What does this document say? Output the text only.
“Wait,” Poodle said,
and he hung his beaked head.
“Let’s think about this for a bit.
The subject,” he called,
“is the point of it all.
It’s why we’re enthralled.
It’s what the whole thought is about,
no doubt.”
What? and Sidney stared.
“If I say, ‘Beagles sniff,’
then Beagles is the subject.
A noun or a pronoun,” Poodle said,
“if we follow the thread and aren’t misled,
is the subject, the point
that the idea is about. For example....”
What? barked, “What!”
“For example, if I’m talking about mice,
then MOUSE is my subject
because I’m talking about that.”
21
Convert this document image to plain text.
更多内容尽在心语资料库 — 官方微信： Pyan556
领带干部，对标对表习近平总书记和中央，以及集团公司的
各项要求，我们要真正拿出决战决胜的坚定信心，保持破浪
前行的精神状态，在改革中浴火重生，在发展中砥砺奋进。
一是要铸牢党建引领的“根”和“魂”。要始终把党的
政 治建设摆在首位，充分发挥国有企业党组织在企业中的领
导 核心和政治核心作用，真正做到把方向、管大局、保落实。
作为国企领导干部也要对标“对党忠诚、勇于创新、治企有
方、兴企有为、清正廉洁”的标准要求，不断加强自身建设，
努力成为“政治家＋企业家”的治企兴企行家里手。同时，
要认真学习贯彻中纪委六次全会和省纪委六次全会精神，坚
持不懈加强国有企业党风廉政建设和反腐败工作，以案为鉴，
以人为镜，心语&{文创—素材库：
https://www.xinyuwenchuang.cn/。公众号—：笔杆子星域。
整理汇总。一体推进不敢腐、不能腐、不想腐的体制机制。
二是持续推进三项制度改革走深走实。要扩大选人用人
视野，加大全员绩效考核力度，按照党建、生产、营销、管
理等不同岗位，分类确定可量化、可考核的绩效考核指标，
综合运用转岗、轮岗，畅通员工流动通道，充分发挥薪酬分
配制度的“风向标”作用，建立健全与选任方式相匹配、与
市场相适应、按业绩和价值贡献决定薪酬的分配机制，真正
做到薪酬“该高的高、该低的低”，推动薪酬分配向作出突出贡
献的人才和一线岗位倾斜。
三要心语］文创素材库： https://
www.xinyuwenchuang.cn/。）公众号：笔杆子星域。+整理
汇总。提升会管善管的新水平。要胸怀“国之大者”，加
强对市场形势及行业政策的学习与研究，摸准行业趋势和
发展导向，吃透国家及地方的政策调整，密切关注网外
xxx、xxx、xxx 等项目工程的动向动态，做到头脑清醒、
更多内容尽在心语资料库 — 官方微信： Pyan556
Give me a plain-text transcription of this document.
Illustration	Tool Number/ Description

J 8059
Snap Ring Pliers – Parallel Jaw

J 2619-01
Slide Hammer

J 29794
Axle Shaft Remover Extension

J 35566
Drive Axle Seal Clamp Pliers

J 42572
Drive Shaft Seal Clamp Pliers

########

Using the material above, report each line where "Poodle" occurs.

“Wait,” Poodle said,
A noun or a pronoun,” Poodle said,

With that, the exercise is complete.